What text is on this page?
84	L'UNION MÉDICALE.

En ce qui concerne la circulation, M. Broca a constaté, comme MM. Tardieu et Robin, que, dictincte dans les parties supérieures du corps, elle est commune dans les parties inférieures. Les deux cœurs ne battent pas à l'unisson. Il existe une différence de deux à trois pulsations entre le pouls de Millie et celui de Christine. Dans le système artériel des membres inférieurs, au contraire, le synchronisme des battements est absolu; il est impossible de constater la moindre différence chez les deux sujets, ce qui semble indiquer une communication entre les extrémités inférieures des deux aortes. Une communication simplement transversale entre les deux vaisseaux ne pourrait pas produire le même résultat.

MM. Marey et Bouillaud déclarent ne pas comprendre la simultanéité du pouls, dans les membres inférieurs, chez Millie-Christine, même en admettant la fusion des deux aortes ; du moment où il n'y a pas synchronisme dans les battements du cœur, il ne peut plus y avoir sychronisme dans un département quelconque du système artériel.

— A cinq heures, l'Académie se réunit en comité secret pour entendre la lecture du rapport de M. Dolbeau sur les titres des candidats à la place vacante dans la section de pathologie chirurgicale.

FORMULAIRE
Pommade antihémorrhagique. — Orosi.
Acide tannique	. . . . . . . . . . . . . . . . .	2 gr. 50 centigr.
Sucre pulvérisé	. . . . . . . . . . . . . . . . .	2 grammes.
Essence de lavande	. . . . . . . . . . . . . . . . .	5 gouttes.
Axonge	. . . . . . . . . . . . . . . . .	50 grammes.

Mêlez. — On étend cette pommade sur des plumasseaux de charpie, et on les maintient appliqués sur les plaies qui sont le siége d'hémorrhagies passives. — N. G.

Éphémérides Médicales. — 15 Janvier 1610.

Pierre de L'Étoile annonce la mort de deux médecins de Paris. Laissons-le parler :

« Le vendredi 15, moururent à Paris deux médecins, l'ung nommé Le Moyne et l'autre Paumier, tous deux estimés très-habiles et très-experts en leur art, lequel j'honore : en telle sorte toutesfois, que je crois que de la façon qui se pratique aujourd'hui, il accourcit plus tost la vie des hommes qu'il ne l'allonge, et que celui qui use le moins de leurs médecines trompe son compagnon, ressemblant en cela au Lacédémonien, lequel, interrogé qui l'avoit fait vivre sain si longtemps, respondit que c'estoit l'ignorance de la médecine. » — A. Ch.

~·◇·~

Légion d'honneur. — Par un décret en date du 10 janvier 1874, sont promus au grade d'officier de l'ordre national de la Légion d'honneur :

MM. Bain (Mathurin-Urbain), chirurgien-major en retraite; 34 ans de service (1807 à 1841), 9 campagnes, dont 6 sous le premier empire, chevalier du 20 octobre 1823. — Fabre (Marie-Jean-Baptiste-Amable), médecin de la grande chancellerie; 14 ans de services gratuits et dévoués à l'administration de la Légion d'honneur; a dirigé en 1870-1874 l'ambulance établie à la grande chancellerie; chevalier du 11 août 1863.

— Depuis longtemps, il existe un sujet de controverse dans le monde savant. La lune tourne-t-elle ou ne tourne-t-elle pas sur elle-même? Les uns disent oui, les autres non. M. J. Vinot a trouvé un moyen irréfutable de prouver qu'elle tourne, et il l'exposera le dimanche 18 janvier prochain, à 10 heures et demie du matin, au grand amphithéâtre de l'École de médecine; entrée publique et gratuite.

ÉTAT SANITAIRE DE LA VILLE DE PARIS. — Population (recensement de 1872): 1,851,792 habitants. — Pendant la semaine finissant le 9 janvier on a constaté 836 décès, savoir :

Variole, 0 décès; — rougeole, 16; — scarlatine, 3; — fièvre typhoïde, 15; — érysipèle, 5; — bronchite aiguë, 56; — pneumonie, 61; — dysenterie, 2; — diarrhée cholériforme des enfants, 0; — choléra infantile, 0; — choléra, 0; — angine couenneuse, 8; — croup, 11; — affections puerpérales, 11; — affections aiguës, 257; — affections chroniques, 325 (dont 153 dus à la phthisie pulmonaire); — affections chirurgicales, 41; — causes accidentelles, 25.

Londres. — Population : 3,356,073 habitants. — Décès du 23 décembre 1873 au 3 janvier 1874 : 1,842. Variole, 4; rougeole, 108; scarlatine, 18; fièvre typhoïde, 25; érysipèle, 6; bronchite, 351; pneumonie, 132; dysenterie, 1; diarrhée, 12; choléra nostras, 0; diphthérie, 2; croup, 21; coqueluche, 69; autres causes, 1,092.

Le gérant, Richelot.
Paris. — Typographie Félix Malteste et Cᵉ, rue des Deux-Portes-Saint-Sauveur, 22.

══════════

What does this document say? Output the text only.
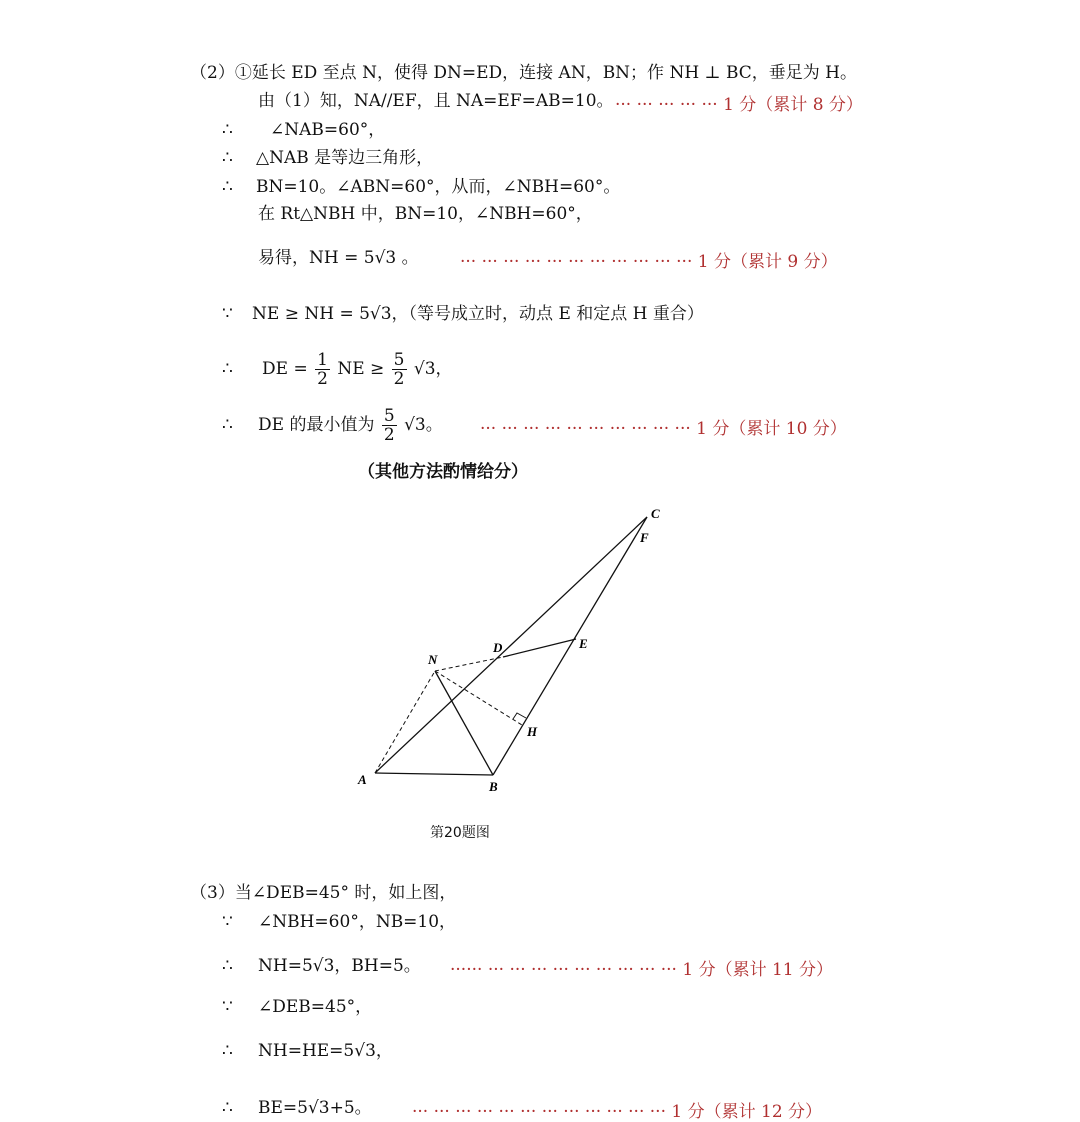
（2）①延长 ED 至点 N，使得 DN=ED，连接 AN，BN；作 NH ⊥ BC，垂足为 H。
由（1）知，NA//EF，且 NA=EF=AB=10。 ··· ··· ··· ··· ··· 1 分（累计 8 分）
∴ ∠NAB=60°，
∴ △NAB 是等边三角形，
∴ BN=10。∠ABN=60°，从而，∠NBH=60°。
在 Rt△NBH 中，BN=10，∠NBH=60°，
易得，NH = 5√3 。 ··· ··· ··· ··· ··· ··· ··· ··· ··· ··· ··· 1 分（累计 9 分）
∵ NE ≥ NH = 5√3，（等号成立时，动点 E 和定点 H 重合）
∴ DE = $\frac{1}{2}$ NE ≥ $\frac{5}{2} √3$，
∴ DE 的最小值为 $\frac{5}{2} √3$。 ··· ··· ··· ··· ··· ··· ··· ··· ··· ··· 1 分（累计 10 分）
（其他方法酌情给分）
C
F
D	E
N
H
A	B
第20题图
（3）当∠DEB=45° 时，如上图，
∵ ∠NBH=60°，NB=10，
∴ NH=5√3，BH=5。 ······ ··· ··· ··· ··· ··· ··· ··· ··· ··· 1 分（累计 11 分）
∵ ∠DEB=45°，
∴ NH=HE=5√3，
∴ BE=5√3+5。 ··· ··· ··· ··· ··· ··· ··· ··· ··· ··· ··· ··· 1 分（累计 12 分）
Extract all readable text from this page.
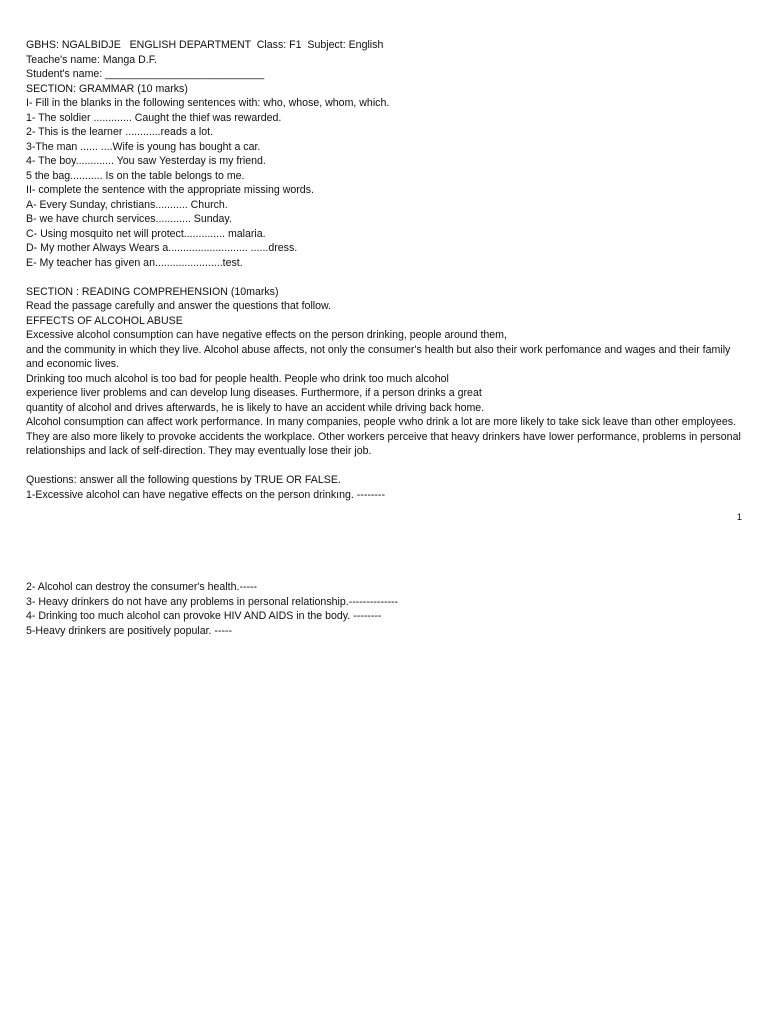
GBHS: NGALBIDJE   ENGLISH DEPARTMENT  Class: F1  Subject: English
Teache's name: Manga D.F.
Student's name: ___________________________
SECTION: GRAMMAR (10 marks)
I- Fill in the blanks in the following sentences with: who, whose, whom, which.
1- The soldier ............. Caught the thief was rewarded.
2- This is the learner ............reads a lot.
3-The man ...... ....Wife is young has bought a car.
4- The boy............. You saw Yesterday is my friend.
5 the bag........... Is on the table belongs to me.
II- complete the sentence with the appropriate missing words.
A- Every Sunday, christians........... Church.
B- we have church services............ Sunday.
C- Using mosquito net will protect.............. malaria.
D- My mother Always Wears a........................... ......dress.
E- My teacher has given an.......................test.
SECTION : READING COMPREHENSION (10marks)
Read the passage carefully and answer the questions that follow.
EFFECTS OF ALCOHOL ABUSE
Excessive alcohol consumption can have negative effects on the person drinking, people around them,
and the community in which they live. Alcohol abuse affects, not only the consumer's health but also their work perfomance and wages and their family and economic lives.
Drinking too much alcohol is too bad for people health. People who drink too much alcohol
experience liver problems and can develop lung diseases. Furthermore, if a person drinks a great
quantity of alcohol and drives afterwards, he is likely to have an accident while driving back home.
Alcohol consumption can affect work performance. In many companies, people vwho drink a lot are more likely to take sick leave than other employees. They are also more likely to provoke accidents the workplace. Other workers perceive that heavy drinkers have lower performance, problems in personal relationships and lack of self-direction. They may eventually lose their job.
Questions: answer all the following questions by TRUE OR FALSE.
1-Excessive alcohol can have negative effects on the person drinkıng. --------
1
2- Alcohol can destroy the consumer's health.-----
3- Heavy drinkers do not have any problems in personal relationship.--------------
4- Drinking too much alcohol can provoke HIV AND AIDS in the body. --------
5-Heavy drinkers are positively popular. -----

══════════

## Set task
Where a line above includes "page", copy that line.

## Complete response
What text is on this page?
Extract all readable text from this page.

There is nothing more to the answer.